# Start of RECORDS PROVIDED
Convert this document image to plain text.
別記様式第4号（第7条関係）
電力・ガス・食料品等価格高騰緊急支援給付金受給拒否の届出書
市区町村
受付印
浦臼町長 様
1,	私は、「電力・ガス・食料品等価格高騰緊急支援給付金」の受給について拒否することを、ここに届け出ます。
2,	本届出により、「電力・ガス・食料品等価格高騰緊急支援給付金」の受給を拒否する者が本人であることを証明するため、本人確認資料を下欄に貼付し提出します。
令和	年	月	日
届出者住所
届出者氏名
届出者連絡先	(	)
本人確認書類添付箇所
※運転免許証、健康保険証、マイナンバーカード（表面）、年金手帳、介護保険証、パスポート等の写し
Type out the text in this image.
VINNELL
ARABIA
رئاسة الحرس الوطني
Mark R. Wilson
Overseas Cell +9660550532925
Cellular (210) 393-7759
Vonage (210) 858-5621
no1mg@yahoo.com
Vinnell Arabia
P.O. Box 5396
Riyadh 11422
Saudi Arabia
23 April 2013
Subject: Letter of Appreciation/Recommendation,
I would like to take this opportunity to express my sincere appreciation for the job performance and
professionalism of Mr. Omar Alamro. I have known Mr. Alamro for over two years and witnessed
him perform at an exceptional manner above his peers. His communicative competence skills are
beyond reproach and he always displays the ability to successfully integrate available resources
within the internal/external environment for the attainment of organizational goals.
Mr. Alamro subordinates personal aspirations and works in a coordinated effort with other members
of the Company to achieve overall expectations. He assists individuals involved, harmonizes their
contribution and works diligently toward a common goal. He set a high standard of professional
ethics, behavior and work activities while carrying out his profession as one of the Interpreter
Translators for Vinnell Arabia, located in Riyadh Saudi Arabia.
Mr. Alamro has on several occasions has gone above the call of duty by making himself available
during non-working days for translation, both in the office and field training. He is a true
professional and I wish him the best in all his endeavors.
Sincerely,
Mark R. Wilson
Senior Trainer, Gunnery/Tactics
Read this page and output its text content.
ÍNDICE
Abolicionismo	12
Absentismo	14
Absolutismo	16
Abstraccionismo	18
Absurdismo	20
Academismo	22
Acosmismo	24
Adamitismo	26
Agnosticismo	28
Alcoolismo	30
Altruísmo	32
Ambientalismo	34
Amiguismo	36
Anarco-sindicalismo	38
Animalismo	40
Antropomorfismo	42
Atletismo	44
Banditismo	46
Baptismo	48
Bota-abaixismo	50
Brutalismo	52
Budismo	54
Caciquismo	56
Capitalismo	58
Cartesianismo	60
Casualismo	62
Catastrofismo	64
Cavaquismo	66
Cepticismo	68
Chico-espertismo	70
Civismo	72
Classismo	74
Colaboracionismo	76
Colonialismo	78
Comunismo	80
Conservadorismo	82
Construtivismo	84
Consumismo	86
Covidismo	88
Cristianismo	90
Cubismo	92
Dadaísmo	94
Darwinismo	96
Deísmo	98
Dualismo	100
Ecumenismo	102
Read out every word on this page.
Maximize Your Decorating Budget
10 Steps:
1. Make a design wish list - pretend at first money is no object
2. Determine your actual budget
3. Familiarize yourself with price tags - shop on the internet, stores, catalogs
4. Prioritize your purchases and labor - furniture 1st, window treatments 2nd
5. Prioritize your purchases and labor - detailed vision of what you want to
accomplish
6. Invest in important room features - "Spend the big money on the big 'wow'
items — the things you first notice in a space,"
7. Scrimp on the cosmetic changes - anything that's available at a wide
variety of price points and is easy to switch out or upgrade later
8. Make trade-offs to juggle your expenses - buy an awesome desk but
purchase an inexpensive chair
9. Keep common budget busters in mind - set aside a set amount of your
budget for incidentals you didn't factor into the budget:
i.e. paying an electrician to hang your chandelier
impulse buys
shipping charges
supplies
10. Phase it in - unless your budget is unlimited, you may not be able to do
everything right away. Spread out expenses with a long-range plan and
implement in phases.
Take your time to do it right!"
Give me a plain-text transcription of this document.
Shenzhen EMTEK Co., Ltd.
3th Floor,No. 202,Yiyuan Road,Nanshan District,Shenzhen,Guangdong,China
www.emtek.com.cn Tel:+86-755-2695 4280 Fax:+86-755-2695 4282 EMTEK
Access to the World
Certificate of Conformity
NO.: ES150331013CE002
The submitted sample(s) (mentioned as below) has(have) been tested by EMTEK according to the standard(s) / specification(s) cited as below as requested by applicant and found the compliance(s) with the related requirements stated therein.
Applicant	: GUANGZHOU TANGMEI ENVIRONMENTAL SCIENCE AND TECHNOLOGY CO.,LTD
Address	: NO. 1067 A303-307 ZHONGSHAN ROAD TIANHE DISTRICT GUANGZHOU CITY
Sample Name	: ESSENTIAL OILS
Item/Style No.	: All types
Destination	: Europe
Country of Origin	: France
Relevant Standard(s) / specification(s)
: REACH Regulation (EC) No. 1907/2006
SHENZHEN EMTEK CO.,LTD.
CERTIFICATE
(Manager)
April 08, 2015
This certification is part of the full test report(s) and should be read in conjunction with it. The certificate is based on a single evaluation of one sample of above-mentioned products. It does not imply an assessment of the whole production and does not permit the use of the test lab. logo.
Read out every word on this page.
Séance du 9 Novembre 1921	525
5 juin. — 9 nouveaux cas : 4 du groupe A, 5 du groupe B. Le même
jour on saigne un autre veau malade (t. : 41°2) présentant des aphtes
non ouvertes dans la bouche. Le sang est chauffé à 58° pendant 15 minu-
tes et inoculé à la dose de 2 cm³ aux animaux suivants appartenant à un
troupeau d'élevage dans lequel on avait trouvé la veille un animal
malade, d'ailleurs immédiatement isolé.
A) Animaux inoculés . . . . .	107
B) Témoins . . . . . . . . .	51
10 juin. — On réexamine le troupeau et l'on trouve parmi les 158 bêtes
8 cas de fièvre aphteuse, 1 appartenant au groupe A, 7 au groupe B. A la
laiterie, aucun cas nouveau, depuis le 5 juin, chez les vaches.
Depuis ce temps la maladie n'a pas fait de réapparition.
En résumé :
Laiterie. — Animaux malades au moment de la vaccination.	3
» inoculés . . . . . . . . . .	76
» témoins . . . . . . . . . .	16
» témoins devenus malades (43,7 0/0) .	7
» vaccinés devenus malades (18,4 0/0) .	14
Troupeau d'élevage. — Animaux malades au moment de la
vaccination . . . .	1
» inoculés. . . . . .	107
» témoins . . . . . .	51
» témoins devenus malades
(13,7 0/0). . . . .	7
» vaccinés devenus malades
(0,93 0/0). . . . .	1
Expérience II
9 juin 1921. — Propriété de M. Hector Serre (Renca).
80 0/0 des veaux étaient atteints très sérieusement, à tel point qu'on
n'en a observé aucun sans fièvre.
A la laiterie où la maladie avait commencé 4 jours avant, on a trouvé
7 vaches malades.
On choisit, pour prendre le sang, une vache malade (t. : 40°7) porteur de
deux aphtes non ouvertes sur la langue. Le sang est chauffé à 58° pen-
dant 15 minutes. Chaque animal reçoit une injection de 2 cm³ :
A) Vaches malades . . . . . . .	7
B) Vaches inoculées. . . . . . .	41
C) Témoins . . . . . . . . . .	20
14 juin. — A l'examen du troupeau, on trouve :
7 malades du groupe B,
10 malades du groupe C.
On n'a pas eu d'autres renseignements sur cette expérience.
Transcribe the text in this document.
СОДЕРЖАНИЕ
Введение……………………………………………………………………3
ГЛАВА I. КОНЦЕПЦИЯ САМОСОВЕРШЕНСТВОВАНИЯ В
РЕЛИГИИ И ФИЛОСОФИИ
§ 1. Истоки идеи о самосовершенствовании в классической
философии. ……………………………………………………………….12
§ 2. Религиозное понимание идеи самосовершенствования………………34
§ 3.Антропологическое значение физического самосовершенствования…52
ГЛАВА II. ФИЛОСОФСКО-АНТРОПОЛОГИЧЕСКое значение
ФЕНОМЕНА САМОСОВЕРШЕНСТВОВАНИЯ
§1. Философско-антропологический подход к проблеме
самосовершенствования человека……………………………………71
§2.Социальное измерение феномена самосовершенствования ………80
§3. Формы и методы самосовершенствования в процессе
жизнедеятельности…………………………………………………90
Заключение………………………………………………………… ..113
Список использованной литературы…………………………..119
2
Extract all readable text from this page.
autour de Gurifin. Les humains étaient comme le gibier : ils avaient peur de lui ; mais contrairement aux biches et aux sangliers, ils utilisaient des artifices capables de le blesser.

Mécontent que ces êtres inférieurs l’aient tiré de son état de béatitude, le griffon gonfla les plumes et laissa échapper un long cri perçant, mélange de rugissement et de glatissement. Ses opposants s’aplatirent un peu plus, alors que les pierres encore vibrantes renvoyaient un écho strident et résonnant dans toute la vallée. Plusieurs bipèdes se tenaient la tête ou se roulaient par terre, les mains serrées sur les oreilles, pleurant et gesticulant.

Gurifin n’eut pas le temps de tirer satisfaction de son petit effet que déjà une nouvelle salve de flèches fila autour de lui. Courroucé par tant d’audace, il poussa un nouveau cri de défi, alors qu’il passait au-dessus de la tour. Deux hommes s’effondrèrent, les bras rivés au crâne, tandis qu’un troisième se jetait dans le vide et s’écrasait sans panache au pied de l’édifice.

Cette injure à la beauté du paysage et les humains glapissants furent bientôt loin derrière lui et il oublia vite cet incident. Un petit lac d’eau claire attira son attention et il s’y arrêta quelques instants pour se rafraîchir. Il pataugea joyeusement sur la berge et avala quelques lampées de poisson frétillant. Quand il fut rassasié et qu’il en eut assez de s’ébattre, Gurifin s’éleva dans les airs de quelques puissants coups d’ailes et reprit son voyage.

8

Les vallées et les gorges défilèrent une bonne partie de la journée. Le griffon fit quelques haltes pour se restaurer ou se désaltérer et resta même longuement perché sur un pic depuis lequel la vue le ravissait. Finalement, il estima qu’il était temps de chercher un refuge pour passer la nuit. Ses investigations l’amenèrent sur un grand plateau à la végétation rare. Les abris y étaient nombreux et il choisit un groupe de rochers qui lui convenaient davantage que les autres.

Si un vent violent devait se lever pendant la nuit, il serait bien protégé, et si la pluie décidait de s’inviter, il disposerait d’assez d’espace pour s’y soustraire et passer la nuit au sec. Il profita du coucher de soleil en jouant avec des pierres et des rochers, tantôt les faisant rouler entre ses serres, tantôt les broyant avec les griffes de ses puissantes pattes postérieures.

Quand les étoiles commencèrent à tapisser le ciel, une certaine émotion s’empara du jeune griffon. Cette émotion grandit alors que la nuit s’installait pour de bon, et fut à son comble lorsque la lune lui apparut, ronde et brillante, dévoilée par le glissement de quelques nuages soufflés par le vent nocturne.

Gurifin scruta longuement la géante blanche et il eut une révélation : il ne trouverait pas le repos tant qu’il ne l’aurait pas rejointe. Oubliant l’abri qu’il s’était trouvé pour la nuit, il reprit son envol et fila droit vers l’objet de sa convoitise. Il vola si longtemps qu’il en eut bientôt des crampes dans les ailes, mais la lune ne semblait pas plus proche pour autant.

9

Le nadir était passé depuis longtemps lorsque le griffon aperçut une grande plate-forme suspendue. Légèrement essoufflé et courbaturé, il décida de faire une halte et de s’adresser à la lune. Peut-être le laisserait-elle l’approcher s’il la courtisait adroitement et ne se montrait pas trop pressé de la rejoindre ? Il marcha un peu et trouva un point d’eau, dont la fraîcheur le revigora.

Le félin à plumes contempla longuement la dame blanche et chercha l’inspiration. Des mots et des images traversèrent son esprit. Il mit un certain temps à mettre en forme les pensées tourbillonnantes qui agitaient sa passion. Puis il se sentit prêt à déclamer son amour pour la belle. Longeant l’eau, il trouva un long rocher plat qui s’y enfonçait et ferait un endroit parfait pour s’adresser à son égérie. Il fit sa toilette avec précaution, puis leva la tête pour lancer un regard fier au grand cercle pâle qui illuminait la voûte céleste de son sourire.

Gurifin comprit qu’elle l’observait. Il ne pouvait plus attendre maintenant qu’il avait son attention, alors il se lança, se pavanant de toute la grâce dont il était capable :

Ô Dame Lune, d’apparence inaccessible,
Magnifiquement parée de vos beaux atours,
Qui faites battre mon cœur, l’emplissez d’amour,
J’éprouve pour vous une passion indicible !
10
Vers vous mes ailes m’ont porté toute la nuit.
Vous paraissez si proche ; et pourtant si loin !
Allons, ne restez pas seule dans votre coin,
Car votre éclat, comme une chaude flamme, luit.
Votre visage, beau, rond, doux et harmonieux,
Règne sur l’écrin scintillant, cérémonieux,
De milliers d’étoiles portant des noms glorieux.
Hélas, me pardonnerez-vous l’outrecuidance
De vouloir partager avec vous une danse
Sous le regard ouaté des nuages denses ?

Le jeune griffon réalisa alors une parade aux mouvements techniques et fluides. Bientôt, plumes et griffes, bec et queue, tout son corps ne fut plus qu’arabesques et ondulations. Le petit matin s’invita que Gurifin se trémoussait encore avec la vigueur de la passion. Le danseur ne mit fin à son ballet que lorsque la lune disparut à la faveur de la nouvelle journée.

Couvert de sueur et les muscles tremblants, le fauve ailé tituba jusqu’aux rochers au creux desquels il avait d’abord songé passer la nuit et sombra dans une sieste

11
# End of RECORDS PROVIDED
Of all the lines in the entries, how many contain the word "works"? Give only the number.

2